■ **TASK OBJECTIVE**:
Scan the records below. List lines holding "UIAlertController".

(Collected data)
────────────────────

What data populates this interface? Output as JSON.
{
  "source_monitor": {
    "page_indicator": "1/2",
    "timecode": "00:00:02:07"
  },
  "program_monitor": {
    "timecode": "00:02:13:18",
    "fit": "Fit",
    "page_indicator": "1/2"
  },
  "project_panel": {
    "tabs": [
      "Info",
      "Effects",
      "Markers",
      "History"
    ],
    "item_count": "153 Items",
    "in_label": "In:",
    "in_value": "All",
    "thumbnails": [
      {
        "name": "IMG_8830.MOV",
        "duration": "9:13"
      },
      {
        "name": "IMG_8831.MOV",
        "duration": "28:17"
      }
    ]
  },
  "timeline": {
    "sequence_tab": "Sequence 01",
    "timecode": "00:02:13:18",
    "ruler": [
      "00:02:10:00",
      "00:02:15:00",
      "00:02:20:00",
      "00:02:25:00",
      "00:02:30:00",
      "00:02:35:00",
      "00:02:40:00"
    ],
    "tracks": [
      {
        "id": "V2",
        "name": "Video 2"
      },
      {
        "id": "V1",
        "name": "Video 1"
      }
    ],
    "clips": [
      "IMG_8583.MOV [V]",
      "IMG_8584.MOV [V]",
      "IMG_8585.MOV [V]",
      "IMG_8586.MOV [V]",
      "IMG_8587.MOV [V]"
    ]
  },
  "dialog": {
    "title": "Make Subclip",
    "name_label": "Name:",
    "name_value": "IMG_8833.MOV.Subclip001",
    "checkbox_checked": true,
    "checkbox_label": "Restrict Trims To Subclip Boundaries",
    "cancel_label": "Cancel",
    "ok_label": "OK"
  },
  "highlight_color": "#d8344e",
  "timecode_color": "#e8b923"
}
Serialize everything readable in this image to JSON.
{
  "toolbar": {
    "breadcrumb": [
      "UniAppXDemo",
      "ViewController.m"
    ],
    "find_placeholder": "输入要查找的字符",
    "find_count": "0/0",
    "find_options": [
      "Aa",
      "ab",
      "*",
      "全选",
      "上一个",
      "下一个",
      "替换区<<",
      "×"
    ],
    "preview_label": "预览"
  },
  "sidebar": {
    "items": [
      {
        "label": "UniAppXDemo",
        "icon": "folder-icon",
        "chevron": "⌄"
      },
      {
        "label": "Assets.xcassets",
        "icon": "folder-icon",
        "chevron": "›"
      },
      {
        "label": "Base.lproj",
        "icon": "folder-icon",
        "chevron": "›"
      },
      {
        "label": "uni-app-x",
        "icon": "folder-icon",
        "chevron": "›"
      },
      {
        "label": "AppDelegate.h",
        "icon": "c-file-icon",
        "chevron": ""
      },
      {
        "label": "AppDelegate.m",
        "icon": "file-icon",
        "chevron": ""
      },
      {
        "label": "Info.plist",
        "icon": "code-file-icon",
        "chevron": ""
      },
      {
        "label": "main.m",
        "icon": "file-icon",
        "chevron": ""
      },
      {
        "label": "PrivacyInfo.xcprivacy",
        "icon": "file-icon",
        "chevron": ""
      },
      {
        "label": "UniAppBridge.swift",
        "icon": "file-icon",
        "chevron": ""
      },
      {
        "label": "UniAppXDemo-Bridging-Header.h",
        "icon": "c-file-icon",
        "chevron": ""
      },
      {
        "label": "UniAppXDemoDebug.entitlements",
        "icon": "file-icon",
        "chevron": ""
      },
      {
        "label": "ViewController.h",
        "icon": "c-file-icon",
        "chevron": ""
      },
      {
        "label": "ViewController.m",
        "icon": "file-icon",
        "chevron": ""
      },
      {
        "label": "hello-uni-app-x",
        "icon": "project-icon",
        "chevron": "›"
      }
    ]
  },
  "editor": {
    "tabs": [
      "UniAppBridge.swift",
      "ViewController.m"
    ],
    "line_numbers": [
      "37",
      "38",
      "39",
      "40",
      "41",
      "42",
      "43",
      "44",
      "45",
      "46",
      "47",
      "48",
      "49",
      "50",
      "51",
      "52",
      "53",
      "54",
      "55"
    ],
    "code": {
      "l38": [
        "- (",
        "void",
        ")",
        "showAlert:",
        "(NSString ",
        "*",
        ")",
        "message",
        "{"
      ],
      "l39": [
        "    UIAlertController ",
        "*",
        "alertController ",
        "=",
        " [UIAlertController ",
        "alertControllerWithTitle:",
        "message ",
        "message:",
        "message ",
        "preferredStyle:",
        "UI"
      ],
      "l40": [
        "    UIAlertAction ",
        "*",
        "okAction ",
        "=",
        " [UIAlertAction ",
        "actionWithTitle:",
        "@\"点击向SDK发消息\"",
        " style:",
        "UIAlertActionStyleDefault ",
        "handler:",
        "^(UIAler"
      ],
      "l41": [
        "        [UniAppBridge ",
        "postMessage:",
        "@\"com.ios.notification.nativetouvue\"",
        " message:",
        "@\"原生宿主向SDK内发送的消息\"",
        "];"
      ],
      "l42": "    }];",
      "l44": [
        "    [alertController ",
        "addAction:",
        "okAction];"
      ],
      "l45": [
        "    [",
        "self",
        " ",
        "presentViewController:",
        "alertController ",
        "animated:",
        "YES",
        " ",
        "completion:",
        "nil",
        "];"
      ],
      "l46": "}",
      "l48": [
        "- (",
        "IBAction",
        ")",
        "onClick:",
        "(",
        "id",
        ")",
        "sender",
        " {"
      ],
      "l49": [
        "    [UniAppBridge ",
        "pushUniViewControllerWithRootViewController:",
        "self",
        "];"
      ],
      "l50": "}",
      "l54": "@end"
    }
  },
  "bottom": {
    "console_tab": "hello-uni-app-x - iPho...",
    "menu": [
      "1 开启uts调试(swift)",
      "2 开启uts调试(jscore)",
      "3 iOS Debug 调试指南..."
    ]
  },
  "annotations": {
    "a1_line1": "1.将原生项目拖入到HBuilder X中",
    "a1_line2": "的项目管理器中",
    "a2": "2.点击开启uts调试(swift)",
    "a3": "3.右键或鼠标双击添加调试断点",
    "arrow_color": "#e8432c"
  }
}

────────────────────

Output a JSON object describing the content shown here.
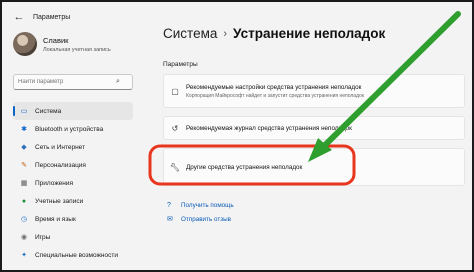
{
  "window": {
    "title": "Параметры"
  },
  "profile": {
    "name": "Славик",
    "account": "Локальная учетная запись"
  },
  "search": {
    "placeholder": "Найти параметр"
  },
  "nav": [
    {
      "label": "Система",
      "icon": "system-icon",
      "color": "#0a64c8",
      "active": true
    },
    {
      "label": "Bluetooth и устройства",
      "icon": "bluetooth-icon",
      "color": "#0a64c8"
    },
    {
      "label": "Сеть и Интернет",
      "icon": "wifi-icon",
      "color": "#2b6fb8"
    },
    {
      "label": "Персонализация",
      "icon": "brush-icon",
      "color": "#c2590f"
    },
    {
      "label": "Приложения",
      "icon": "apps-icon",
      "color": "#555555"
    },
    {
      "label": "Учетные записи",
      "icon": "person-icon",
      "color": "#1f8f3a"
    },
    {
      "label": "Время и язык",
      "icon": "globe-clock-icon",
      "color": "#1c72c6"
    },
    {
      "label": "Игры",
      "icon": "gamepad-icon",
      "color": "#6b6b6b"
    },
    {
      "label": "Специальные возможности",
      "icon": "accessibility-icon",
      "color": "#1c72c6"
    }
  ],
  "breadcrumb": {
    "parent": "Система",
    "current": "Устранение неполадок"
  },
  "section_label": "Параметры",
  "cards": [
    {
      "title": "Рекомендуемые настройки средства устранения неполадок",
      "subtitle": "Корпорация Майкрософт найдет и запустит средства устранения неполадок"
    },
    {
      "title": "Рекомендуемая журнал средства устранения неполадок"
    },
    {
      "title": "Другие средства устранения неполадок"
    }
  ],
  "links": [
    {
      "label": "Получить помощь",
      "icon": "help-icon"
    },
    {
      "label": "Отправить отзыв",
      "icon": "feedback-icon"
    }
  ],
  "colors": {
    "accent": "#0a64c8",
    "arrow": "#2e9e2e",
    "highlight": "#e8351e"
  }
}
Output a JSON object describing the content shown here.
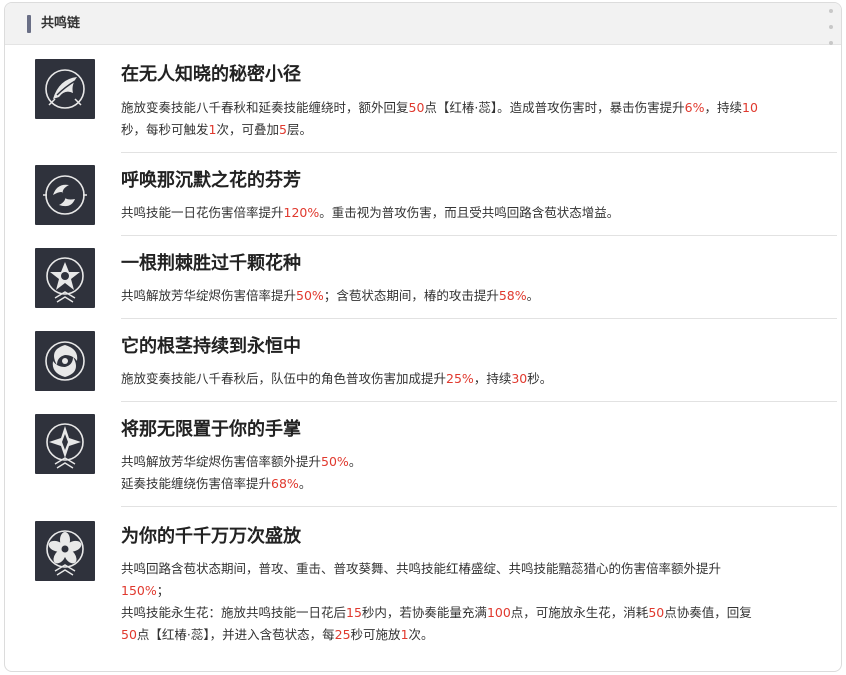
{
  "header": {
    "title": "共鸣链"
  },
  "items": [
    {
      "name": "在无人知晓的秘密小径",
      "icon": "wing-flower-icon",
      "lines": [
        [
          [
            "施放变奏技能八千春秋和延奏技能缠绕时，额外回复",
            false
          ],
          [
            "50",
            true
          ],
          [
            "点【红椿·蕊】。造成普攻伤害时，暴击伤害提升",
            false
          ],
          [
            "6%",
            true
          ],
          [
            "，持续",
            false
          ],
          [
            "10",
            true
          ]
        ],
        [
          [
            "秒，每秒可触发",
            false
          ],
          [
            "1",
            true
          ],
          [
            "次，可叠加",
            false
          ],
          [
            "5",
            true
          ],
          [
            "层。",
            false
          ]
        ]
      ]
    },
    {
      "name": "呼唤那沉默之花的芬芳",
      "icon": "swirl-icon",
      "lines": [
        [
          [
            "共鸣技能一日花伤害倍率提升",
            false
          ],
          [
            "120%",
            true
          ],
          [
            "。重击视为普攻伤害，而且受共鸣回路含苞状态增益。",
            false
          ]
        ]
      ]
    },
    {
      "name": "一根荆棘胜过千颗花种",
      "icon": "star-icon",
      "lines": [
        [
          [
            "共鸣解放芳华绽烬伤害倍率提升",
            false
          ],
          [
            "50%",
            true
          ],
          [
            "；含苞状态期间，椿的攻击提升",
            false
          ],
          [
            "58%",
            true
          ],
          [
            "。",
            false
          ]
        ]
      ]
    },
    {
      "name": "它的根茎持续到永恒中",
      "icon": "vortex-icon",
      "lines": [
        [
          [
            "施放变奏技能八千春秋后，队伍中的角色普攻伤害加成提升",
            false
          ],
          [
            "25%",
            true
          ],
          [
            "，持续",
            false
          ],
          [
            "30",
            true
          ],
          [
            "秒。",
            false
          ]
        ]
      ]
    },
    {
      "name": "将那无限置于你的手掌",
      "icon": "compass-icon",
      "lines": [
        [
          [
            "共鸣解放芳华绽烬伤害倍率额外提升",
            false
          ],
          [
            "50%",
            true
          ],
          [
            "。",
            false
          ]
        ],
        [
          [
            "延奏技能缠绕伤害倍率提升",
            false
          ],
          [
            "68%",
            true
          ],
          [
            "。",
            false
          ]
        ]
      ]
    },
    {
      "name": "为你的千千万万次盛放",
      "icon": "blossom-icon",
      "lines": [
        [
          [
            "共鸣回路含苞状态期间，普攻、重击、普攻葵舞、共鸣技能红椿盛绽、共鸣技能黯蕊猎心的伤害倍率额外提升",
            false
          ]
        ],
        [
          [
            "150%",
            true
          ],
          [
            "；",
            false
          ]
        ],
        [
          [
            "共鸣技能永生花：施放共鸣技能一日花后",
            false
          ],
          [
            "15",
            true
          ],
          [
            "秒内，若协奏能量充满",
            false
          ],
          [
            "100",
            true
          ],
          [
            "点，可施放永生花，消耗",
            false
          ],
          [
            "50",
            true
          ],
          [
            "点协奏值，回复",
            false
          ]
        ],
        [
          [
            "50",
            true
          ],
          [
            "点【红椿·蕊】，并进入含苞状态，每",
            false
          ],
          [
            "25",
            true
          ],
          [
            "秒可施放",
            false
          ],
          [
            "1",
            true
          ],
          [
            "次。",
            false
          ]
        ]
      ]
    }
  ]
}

────────────────────

■ **CORRECT RESPONSE**:
        "    UIAlertController ",
        " [UIAlertController ",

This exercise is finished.